The records are set out below this line. Return exactly the lines from the one containing "Read out every word on this page." through the last, and exclude the pictures.
START Entries shown
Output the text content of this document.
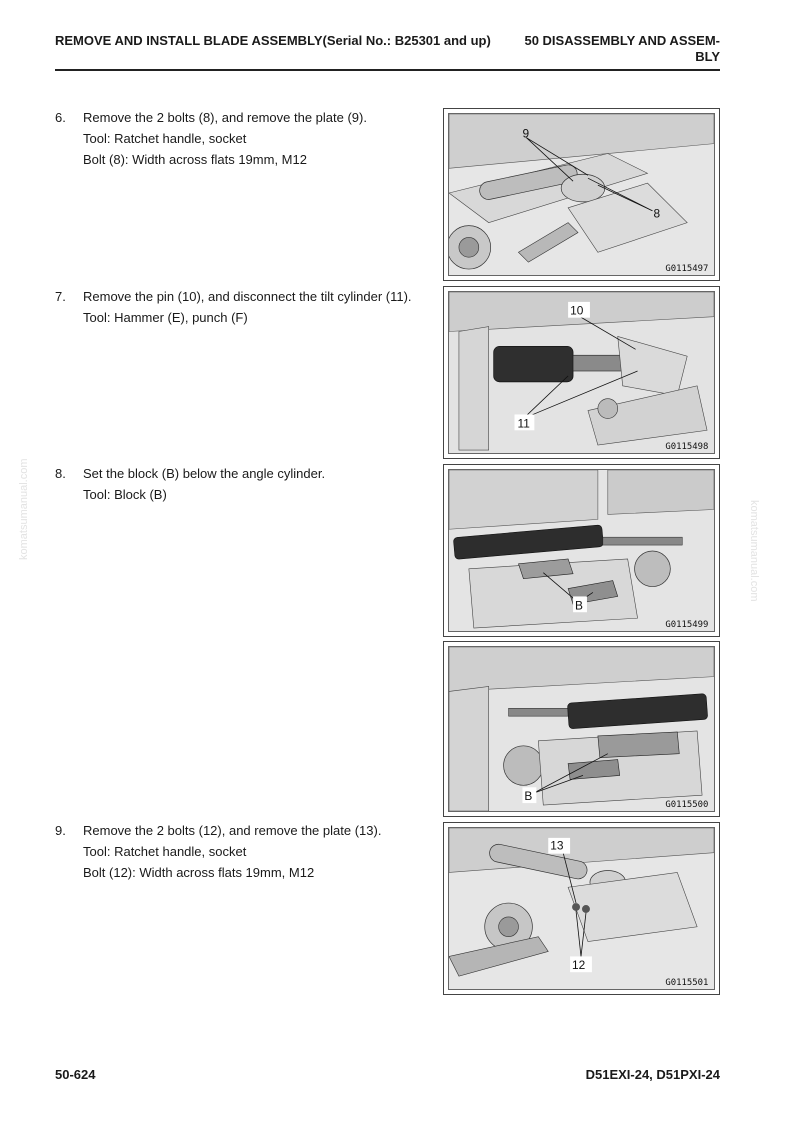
REMOVE AND INSTALL BLADE ASSEMBLY(Serial No.: B25301 and up)	50 DISASSEMBLY AND ASSEM-BLY
komatsumanual.com	komatsumanual.com
6.	Remove the 2 bolts (8), and remove the plate (9).
Tool: Ratchet handle, socket
Bolt (8): Width across flats 19mm, M12
7.	Remove the pin (10), and disconnect the tilt cylinder (11).
Tool: Hammer (E), punch (F)
8.	Set the block (B) below the angle cylinder.
Tool: Block (B)
9.	Remove the 2 bolts (12), and remove the plate (13).
Tool: Ratchet handle, socket
Bolt (12): Width across flats 19mm, M12
9
8
G0115497
10
11
G0115498
B
G0115499
B
G0115500
13
12
G0115501
50-624	D51EXI-24, D51PXI-24
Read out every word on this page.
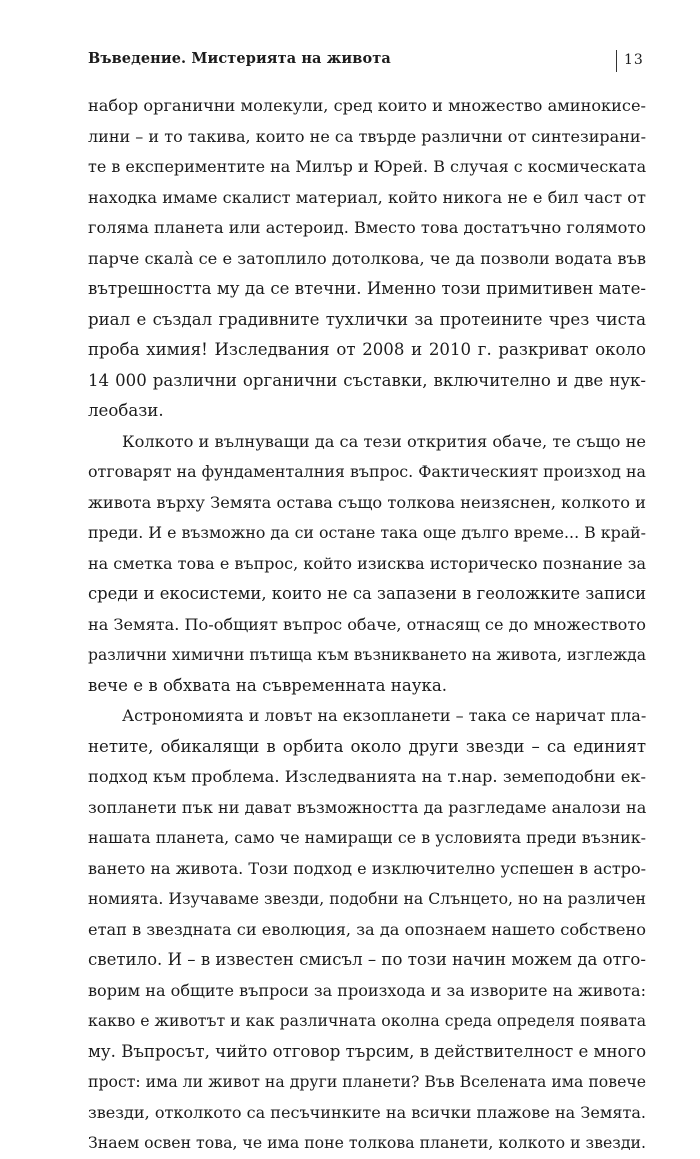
Въведение. Мистерията на живота	13
набор органични молекули, сред които и множество аминокисе-
лини – и то такива, които не са твърде различни от синтезирани-
те в експериментите на Милър и Юрей. В случая с космическата
находка имаме скалист материал, който никога не е бил част от
голяма планета или астероид. Вместо това достатъчно голямото
парче скалà се е затоплило дотолкова, че да позволи водата във
вътрешността му да се втечни. Именно този примитивен мате-
риал е създал градивните тухлички за протеините чрез чиста
проба химия! Изследвания от 2008 и 2010 г. разкриват около
14 000 различни органични съставки, включително и две нук-
леобази.
Колкото и вълнуващи да са тези открития обаче, те също не
отговарят на фундаменталния въпрос. Фактическият произход на
живота върху Земята остава също толкова неизяснен, колкото и
преди. И е възможно да си остане така още дълго време... В край-
на сметка това е въпрос, който изисква историческо познание за
среди и екосистеми, които не са запазени в геоложките записи
на Земята. По-общият въпрос обаче, отнасящ се до множеството
различни химични пътища към възникването на живота, изглежда
вече е в обхвата на съвременната наука.
Астрономията и ловът на екзопланети – така се наричат пла-
нетите, обикалящи в орбита около други звезди – са единият
подход към проблема. Изследванията на т.нар. земеподобни ек-
зопланети пък ни дават възможността да разгледаме аналози на
нашата планета, само че намиращи се в условията преди възник-
ването на живота. Този подход е изключително успешен в астро-
номията. Изучаваме звезди, подобни на Слънцето, но на различен
етап в звездната си еволюция, за да опознаем нашето собствено
светило. И – в известен смисъл – по този начин можем да отго-
ворим на общите въпроси за произхода и за изворите на живота:
какво е животът и как различната околна среда определя появата
му. Въпросът, чийто отговор търсим, в действителност е много
прост: има ли живот на други планети? Във Вселената има повече
звезди, отколкото са песъчинките на всички плажове на Земята.
Знаем освен това, че има поне толкова планети, колкото и звезди.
END Entries shown
#### Output:
Read out every word on this page.
Въведение. Мистерията на живота	13
набор органични молекули, сред които и множество аминокисе-
лини – и то такива, които не са твърде различни от синтезирани-
те в експериментите на Милър и Юрей. В случая с космическата
находка имаме скалист материал, който никога не е бил част от
голяма планета или астероид. Вместо това достатъчно голямото
парче скалà се е затоплило дотолкова, че да позволи водата във
вътрешността му да се втечни. Именно този примитивен мате-
риал е създал градивните тухлички за протеините чрез чиста
проба химия! Изследвания от 2008 и 2010 г. разкриват около
14 000 различни органични съставки, включително и две нук-
леобази.
Колкото и вълнуващи да са тези открития обаче, те също не
отговарят на фундаменталния въпрос. Фактическият произход на
живота върху Земята остава също толкова неизяснен, колкото и
преди. И е възможно да си остане така още дълго време... В край-
на сметка това е въпрос, който изисква историческо познание за
среди и екосистеми, които не са запазени в геоложките записи
на Земята. По-общият въпрос обаче, отнасящ се до множеството
различни химични пътища към възникването на живота, изглежда
вече е в обхвата на съвременната наука.
Астрономията и ловът на екзопланети – така се наричат пла-
нетите, обикалящи в орбита около други звезди – са единият
подход към проблема. Изследванията на т.нар. земеподобни ек-
зопланети пък ни дават възможността да разгледаме аналози на
нашата планета, само че намиращи се в условията преди възник-
ването на живота. Този подход е изключително успешен в астро-
номията. Изучаваме звезди, подобни на Слънцето, но на различен
етап в звездната си еволюция, за да опознаем нашето собствено
светило. И – в известен смисъл – по този начин можем да отго-
ворим на общите въпроси за произхода и за изворите на живота:
какво е животът и как различната околна среда определя появата
му. Въпросът, чийто отговор търсим, в действителност е много
прост: има ли живот на други планети? Във Вселената има повече
звезди, отколкото са песъчинките на всички плажове на Земята.
Знаем освен това, че има поне толкова планети, колкото и звезди.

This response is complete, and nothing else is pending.